Skip the pictures. Repeat everything else in the records word for word.

——

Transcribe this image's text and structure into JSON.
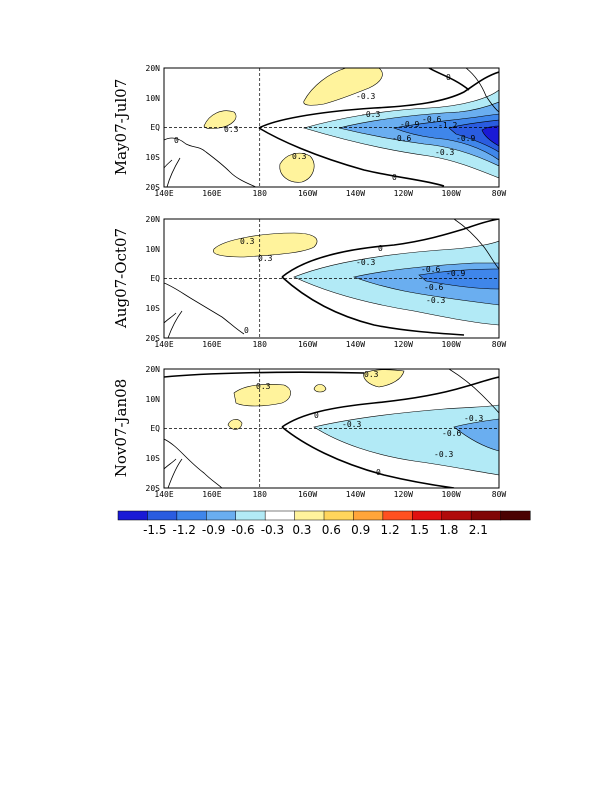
{
  "panels": [
    {
      "label": "May07-Jul07",
      "contour_labels": [
        "0",
        "0",
        "-0.3",
        "-0.3",
        "-0.3",
        "0.3",
        "-0.6",
        "-0.6",
        "-0.9",
        "-1.2",
        "-0.6",
        "-0.9",
        "-0.3"
      ]
    },
    {
      "label": "Aug07-Oct07",
      "contour_labels": [
        "0",
        "0",
        "0.3",
        "0.3",
        "-0.3",
        "-0.6",
        "-0.9",
        "-0.6",
        "-0.3"
      ]
    },
    {
      "label": "Nov07-Jan08",
      "contour_labels": [
        "0",
        "0",
        "0.3",
        "0.3",
        "-0.3",
        "-0.3",
        "-0.6",
        "-0.3"
      ]
    }
  ],
  "lon_ticks": [
    "140E",
    "160E",
    "180",
    "160W",
    "140W",
    "120W",
    "100W",
    "80W"
  ],
  "lat_ticks": [
    "20N",
    "10N",
    "EQ",
    "10S",
    "20S"
  ],
  "colorbar": {
    "tick_labels": [
      "-1.5",
      "-1.2",
      "-0.9",
      "-0.6",
      "-0.3",
      "0.3",
      "0.6",
      "0.9",
      "1.2",
      "1.5",
      "1.8",
      "2.1"
    ],
    "colors": [
      "#1a1ad6",
      "#2a5ce0",
      "#3f86ea",
      "#6aaef0",
      "#b2eaf6",
      "#ffffff",
      "#fff39c",
      "#ffd55c",
      "#ffa53a",
      "#ff5020",
      "#e01010",
      "#b00a0a",
      "#800505",
      "#4a0202"
    ]
  },
  "fill_colors": {
    "pos_03": "#fff39c",
    "neg_03": "#b2eaf6",
    "neg_06": "#6aaef0",
    "neg_09": "#3f86ea",
    "neg_12": "#2a5ce0",
    "neg_15": "#1a1ad6"
  }
}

——

▸ Output of the task
Transcribe this image's text and structure into JSON.
{
  "panels": [
    {
      "label": "May07-Jul07",
      "contour_labels": [
        "0",
        "0",
        "-0.3",
        "-0.3",
        "-0.3",
        "0.3",
        "-0.6",
        "-0.6",
        "-0.9",
        "-1.2",
        "-0.6",
        "-0.9",
        "-0.3"
      ]
    },
    {
      "label": "Aug07-Oct07",
      "contour_labels": [
        "0",
        "0",
        "0.3",
        "0.3",
        "-0.3",
        "-0.6",
        "-0.9",
        "-0.6",
        "-0.3"
      ]
    },
    {
      "label": "Nov07-Jan08",
      "contour_labels": [
        "0",
        "0",
        "0.3",
        "0.3",
        "-0.3",
        "-0.3",
        "-0.6",
        "-0.3"
      ]
    }
  ],
  "lon_ticks": [
    "140E",
    "160E",
    "180",
    "160W",
    "140W",
    "120W",
    "100W",
    "80W"
  ],
  "lat_ticks": [
    "20N",
    "10N",
    "EQ",
    "10S",
    "20S"
  ],
  "colorbar": {
    "tick_labels": [
      "-1.5",
      "-1.2",
      "-0.9",
      "-0.6",
      "-0.3",
      "0.3",
      "0.6",
      "0.9",
      "1.2",
      "1.5",
      "1.8",
      "2.1"
    ],
    "colors": [
      "#1a1ad6",
      "#2a5ce0",
      "#3f86ea",
      "#6aaef0",
      "#b2eaf6",
      "#ffffff",
      "#fff39c",
      "#ffd55c",
      "#ffa53a",
      "#ff5020",
      "#e01010",
      "#b00a0a",
      "#800505",
      "#4a0202"
    ]
  },
  "fill_colors": {
    "pos_03": "#fff39c",
    "neg_03": "#b2eaf6",
    "neg_06": "#6aaef0",
    "neg_09": "#3f86ea",
    "neg_12": "#2a5ce0",
    "neg_15": "#1a1ad6"
  }
}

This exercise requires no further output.